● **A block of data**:
○ ○ ○ ○ ○ ○ ○

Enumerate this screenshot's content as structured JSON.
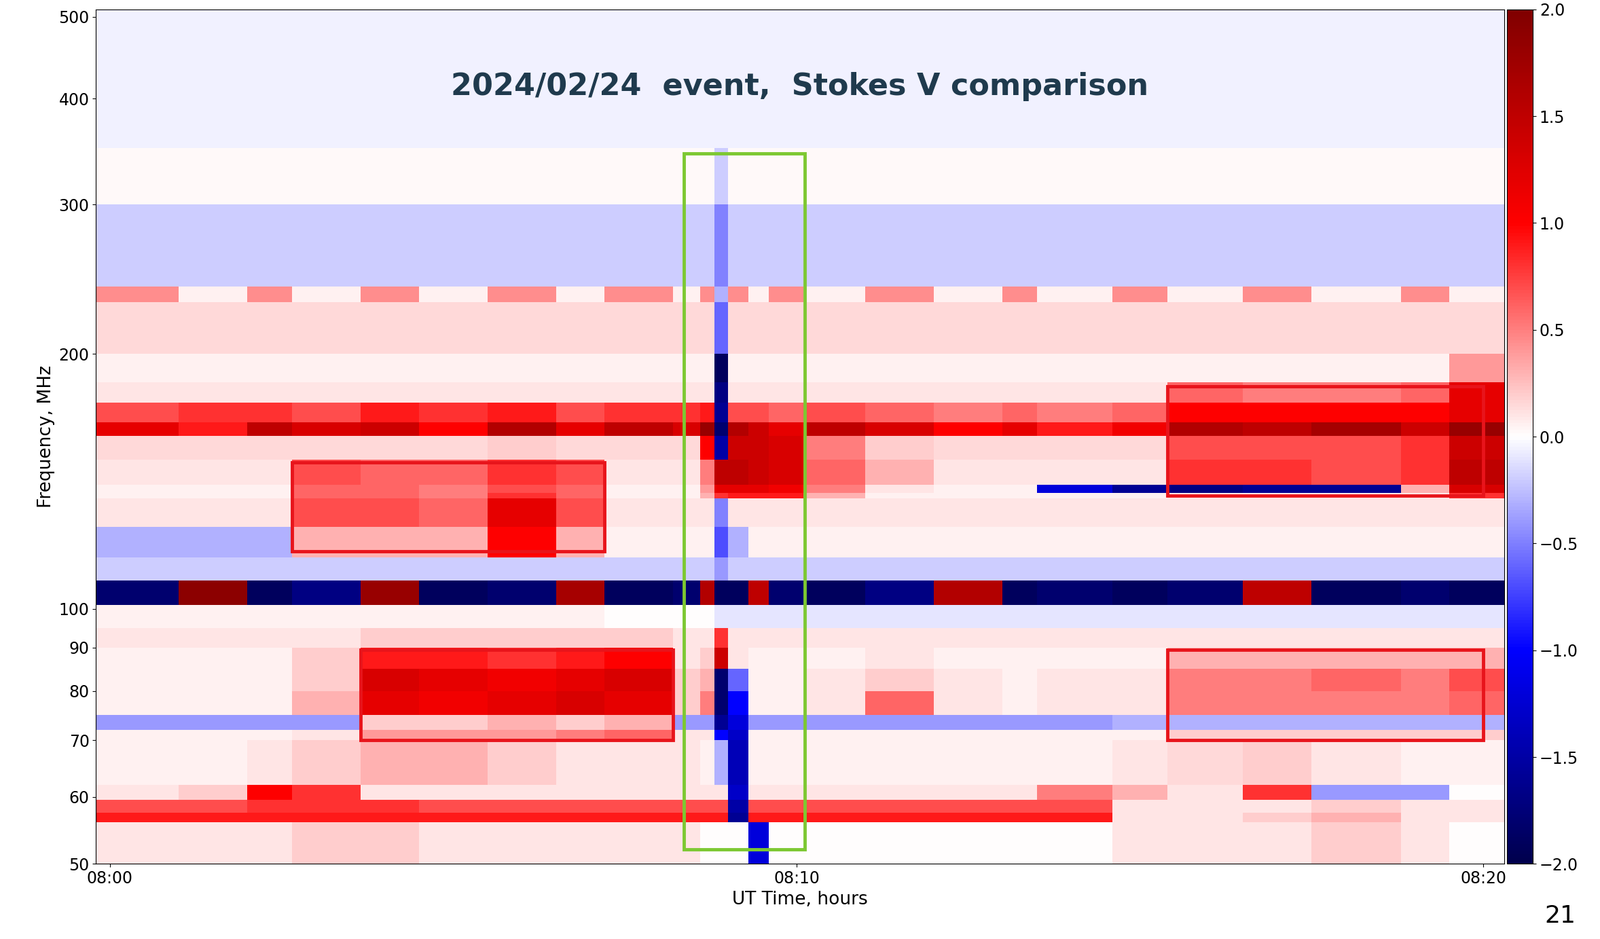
{
  "chart_data": {
    "type": "heatmap",
    "title": "2024/02/24  event,  Stokes V comparison",
    "x_label": "UT Time, hours",
    "y_label": "Frequency, MHz",
    "slide_number": "21",
    "log": "y",
    "grid": false,
    "xlim": [
      -0.2,
      20.3
    ],
    "xticks": [
      {
        "value": 0,
        "label": "08:00"
      },
      {
        "value": 10,
        "label": "08:10"
      },
      {
        "value": 20,
        "label": "08:20"
      }
    ],
    "ylim": [
      50,
      510
    ],
    "yticks": [
      50,
      60,
      70,
      80,
      90,
      100,
      200,
      300,
      400,
      500
    ],
    "colorbar": {
      "range": [
        -2,
        2
      ],
      "ticks": [
        {
          "value": -2,
          "label": "−2.0"
        },
        {
          "value": -1.5,
          "label": "−1.5"
        },
        {
          "value": -1,
          "label": "−1.0"
        },
        {
          "value": -0.5,
          "label": "−0.5"
        },
        {
          "value": 0,
          "label": "0.0"
        },
        {
          "value": 0.5,
          "label": "0.5"
        },
        {
          "value": 1,
          "label": "1.0"
        },
        {
          "value": 1.5,
          "label": "1.5"
        },
        {
          "value": 2,
          "label": "2.0"
        }
      ]
    },
    "x_edges": [
      -0.2,
      1,
      2,
      2.65,
      3.65,
      4.5,
      5.5,
      6.5,
      7.2,
      8.2,
      8.6,
      8.8,
      9.0,
      9.3,
      9.6,
      10.1,
      11,
      12,
      13,
      13.5,
      14.6,
      15.4,
      16.5,
      17.5,
      18.8,
      19.5,
      20.3
    ],
    "y_edges": [
      50,
      56,
      57.5,
      59.5,
      62,
      70,
      72,
      75,
      80,
      85,
      90,
      95,
      101,
      108,
      115,
      125,
      135,
      137,
      140,
      150,
      160,
      166,
      175,
      185,
      200,
      230,
      240,
      300,
      350,
      510
    ],
    "cells": [
      [
        0.1,
        0.1,
        0.1,
        0.2,
        0.2,
        0.1,
        0.1,
        0.1,
        0.1,
        0.1,
        0.0,
        0.0,
        0.0,
        -1.2,
        0.0,
        0.0,
        0.0,
        0.0,
        0.0,
        0.0,
        0.1,
        0.1,
        0.1,
        0.2,
        0.1,
        0.0
      ],
      [
        0.9,
        0.9,
        0.9,
        0.9,
        0.9,
        0.9,
        0.9,
        0.9,
        0.9,
        0.9,
        0.9,
        0.9,
        -1.6,
        0.9,
        0.9,
        0.9,
        0.9,
        0.9,
        0.9,
        0.9,
        0.1,
        0.1,
        0.2,
        0.3,
        0.1,
        0.1
      ],
      [
        0.7,
        0.7,
        0.8,
        0.8,
        0.8,
        0.7,
        0.7,
        0.7,
        0.7,
        0.7,
        0.7,
        0.7,
        -1.5,
        0.7,
        0.7,
        0.7,
        0.7,
        0.7,
        0.7,
        0.7,
        0.1,
        0.1,
        0.1,
        0.2,
        0.1,
        0.1
      ],
      [
        0.1,
        0.2,
        1.0,
        0.8,
        0.1,
        0.1,
        0.1,
        0.1,
        0.1,
        0.1,
        0.1,
        0.1,
        -1.3,
        0.1,
        0.1,
        0.1,
        0.1,
        0.1,
        0.1,
        0.5,
        0.3,
        0.1,
        0.8,
        -0.4,
        -0.4,
        0.0
      ],
      [
        0.05,
        0.05,
        0.1,
        0.2,
        0.3,
        0.3,
        0.2,
        0.1,
        0.1,
        0.1,
        0.05,
        -0.3,
        -1.4,
        0.05,
        0.05,
        0.05,
        0.05,
        0.05,
        0.05,
        0.05,
        0.1,
        0.15,
        0.2,
        0.1,
        0.05,
        0.05
      ],
      [
        0.05,
        0.05,
        0.05,
        0.1,
        0.4,
        0.4,
        0.4,
        0.5,
        0.6,
        0.1,
        0.1,
        -1.0,
        -1.3,
        0.05,
        0.05,
        0.05,
        0.05,
        0.05,
        0.05,
        0.05,
        0.05,
        0.2,
        0.2,
        0.2,
        0.2,
        0.2
      ],
      [
        -0.4,
        -0.4,
        -0.4,
        -0.4,
        0.2,
        0.2,
        0.3,
        0.2,
        0.3,
        -0.4,
        -0.4,
        -1.6,
        -1.2,
        -0.4,
        -0.4,
        -0.4,
        -0.4,
        -0.4,
        -0.4,
        -0.4,
        -0.3,
        -0.3,
        -0.3,
        -0.3,
        -0.3,
        -0.3
      ],
      [
        0.05,
        0.05,
        0.05,
        0.3,
        1.2,
        1.1,
        1.2,
        1.3,
        1.2,
        0.2,
        0.5,
        -1.8,
        -1.0,
        0.05,
        0.05,
        0.1,
        0.6,
        0.1,
        0.05,
        0.1,
        0.1,
        0.5,
        0.5,
        0.5,
        0.5,
        0.6
      ],
      [
        0.05,
        0.05,
        0.05,
        0.2,
        1.3,
        1.2,
        1.1,
        1.2,
        1.3,
        0.2,
        0.3,
        -1.8,
        -0.6,
        0.05,
        0.05,
        0.1,
        0.2,
        0.1,
        0.05,
        0.1,
        0.1,
        0.5,
        0.5,
        0.6,
        0.5,
        0.7
      ],
      [
        0.05,
        0.05,
        0.05,
        0.2,
        0.9,
        0.9,
        0.8,
        0.9,
        1.0,
        0.1,
        0.2,
        1.4,
        0.1,
        0.05,
        0.05,
        0.05,
        0.1,
        0.05,
        0.05,
        0.05,
        0.05,
        0.3,
        0.3,
        0.3,
        0.3,
        0.3
      ],
      [
        0.1,
        0.1,
        0.1,
        0.1,
        0.2,
        0.2,
        0.2,
        0.2,
        0.2,
        0.1,
        0.1,
        0.8,
        0.1,
        0.1,
        0.1,
        0.1,
        0.1,
        0.1,
        0.1,
        0.1,
        0.1,
        0.1,
        0.1,
        0.1,
        0.1,
        0.1
      ],
      [
        0.05,
        0.05,
        0.05,
        0.05,
        0.05,
        0.05,
        0.05,
        0.05,
        0.0,
        0.0,
        0.0,
        -0.1,
        -0.1,
        -0.1,
        -0.1,
        -0.1,
        -0.1,
        -0.1,
        -0.1,
        -0.1,
        -0.1,
        -0.1,
        -0.1,
        -0.1,
        -0.1,
        -0.1
      ],
      [
        -1.8,
        1.9,
        -1.9,
        -1.7,
        1.8,
        -1.9,
        -1.8,
        1.7,
        -1.9,
        -1.8,
        1.6,
        -1.9,
        -1.9,
        1.5,
        -1.8,
        -1.9,
        -1.7,
        1.6,
        -1.9,
        -1.8,
        -1.9,
        -1.8,
        1.5,
        -1.9,
        -1.8,
        -1.9
      ],
      [
        -0.2,
        -0.2,
        -0.2,
        -0.2,
        -0.2,
        -0.2,
        -0.2,
        -0.2,
        -0.2,
        -0.2,
        -0.2,
        -0.4,
        -0.2,
        -0.2,
        -0.2,
        -0.2,
        -0.2,
        -0.2,
        -0.2,
        -0.2,
        -0.2,
        -0.2,
        -0.2,
        -0.2,
        -0.2,
        -0.2
      ],
      [
        -0.3,
        -0.3,
        -0.3,
        0.3,
        0.3,
        0.3,
        1.0,
        0.3,
        0.05,
        0.05,
        0.05,
        -0.7,
        -0.3,
        0.05,
        0.05,
        0.05,
        0.05,
        0.05,
        0.05,
        0.05,
        0.05,
        0.05,
        0.05,
        0.05,
        0.05,
        0.05
      ],
      [
        0.1,
        0.1,
        0.1,
        0.7,
        0.7,
        0.6,
        1.2,
        0.7,
        0.1,
        0.1,
        0.1,
        -0.5,
        0.1,
        0.1,
        0.1,
        0.1,
        0.1,
        0.1,
        0.1,
        0.1,
        0.1,
        0.1,
        0.1,
        0.1,
        0.1,
        0.1
      ],
      [
        0.05,
        0.05,
        0.05,
        0.6,
        0.6,
        0.5,
        0.8,
        0.6,
        0.05,
        0.05,
        0.3,
        0.8,
        0.9,
        0.9,
        0.9,
        0.3,
        0.05,
        0.05,
        0.05,
        0.05,
        0.05,
        0.1,
        0.1,
        0.1,
        0.1,
        0.8
      ],
      [
        0.05,
        0.05,
        0.05,
        0.6,
        0.6,
        0.5,
        0.7,
        0.6,
        0.05,
        0.05,
        0.4,
        1.2,
        1.2,
        1.2,
        1.1,
        0.5,
        0.1,
        0.05,
        0.05,
        -1.2,
        -1.6,
        -1.7,
        -1.6,
        -1.6,
        0.3,
        1.3
      ],
      [
        0.1,
        0.1,
        0.1,
        0.7,
        0.6,
        0.6,
        0.8,
        0.7,
        0.1,
        0.1,
        0.5,
        1.5,
        1.5,
        1.4,
        1.3,
        0.6,
        0.3,
        0.1,
        0.1,
        0.1,
        0.1,
        0.8,
        0.8,
        0.7,
        0.8,
        1.5
      ],
      [
        0.15,
        0.15,
        0.15,
        0.15,
        0.15,
        0.15,
        0.2,
        0.15,
        0.15,
        0.15,
        1.0,
        -1.5,
        1.4,
        1.4,
        1.3,
        0.5,
        0.2,
        0.15,
        0.15,
        0.15,
        0.15,
        0.7,
        0.7,
        0.7,
        0.8,
        1.4
      ],
      [
        1.2,
        0.9,
        1.5,
        1.3,
        1.4,
        1.0,
        1.6,
        1.2,
        1.5,
        1.3,
        1.8,
        -1.8,
        1.6,
        1.4,
        1.2,
        1.5,
        1.3,
        1.0,
        1.2,
        0.9,
        1.1,
        1.6,
        1.5,
        1.7,
        1.4,
        1.8
      ],
      [
        0.7,
        0.8,
        0.8,
        0.7,
        0.9,
        0.8,
        0.9,
        0.7,
        0.8,
        0.8,
        0.9,
        -1.6,
        0.7,
        0.7,
        0.6,
        0.7,
        0.6,
        0.5,
        0.6,
        0.5,
        0.6,
        1.0,
        1.0,
        1.0,
        1.0,
        1.2
      ],
      [
        0.1,
        0.1,
        0.1,
        0.1,
        0.1,
        0.1,
        0.1,
        0.1,
        0.1,
        0.1,
        0.1,
        -1.7,
        0.1,
        0.1,
        0.1,
        0.1,
        0.1,
        0.1,
        0.1,
        0.1,
        0.1,
        0.6,
        0.5,
        0.5,
        0.6,
        1.2
      ],
      [
        0.05,
        0.05,
        0.05,
        0.05,
        0.05,
        0.05,
        0.05,
        0.05,
        0.05,
        0.05,
        0.05,
        -1.9,
        0.05,
        0.05,
        0.05,
        0.05,
        0.05,
        0.05,
        0.05,
        0.05,
        0.05,
        0.05,
        0.05,
        0.05,
        0.05,
        0.4
      ],
      [
        0.15,
        0.15,
        0.15,
        0.15,
        0.15,
        0.15,
        0.15,
        0.15,
        0.15,
        0.15,
        0.15,
        -0.6,
        0.15,
        0.15,
        0.15,
        0.15,
        0.15,
        0.15,
        0.15,
        0.15,
        0.15,
        0.15,
        0.15,
        0.15,
        0.15,
        0.15
      ],
      [
        0.45,
        0.05,
        0.45,
        0.05,
        0.45,
        0.05,
        0.45,
        0.05,
        0.45,
        0.05,
        0.45,
        -0.3,
        0.45,
        0.05,
        0.45,
        0.05,
        0.45,
        0.05,
        0.45,
        0.05,
        0.45,
        0.05,
        0.45,
        0.05,
        0.45,
        0.05
      ],
      [
        -0.2,
        -0.2,
        -0.2,
        -0.2,
        -0.2,
        -0.2,
        -0.2,
        -0.2,
        -0.2,
        -0.2,
        -0.2,
        -0.5,
        -0.2,
        -0.2,
        -0.2,
        -0.2,
        -0.2,
        -0.2,
        -0.2,
        -0.2,
        -0.2,
        -0.2,
        -0.2,
        -0.2,
        -0.2,
        -0.2
      ],
      [
        0.03,
        0.03,
        0.03,
        0.03,
        0.03,
        0.03,
        0.03,
        0.03,
        0.03,
        0.03,
        0.03,
        -0.2,
        0.03,
        0.03,
        0.03,
        0.03,
        0.03,
        0.03,
        0.03,
        0.03,
        0.03,
        0.03,
        0.03,
        0.03,
        0.03,
        0.03
      ],
      [
        -0.05,
        -0.05,
        -0.05,
        -0.05,
        -0.05,
        -0.05,
        -0.05,
        -0.05,
        -0.05,
        -0.05,
        -0.05,
        -0.05,
        -0.05,
        -0.05,
        -0.05,
        -0.05,
        -0.05,
        -0.05,
        -0.05,
        -0.05,
        -0.05,
        -0.05,
        -0.05,
        -0.05,
        -0.05,
        -0.05
      ]
    ],
    "regions": [
      {
        "color": "#e8141b",
        "time": [
          2.65,
          7.2
        ],
        "frequency": [
          117,
          149
        ]
      },
      {
        "color": "#e8141b",
        "time": [
          3.65,
          8.2
        ],
        "frequency": [
          70,
          89.5
        ]
      },
      {
        "color": "#e8141b",
        "time": [
          15.4,
          20.0
        ],
        "frequency": [
          136,
          183
        ]
      },
      {
        "color": "#e8141b",
        "time": [
          15.4,
          20.0
        ],
        "frequency": [
          70,
          89.5
        ]
      },
      {
        "color": "#7dc832",
        "time": [
          8.36,
          10.12
        ],
        "frequency": [
          52,
          345
        ]
      }
    ]
  }
}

○ ○ ○ ○ ○ ○ ○

● **REQUEST**: Scan the material for lines with the word "value", and copy each line you find.

● **TASK OUTPUT**:
        "value": 0,
        "value": 10,
        "value": 20,
          "value": -2,
          "value": -1.5,
          "value": -1,
          "value": -0.5,
          "value": 0,
          "value": 0.5,
          "value": 1,
          "value": 1.5,
          "value": 2,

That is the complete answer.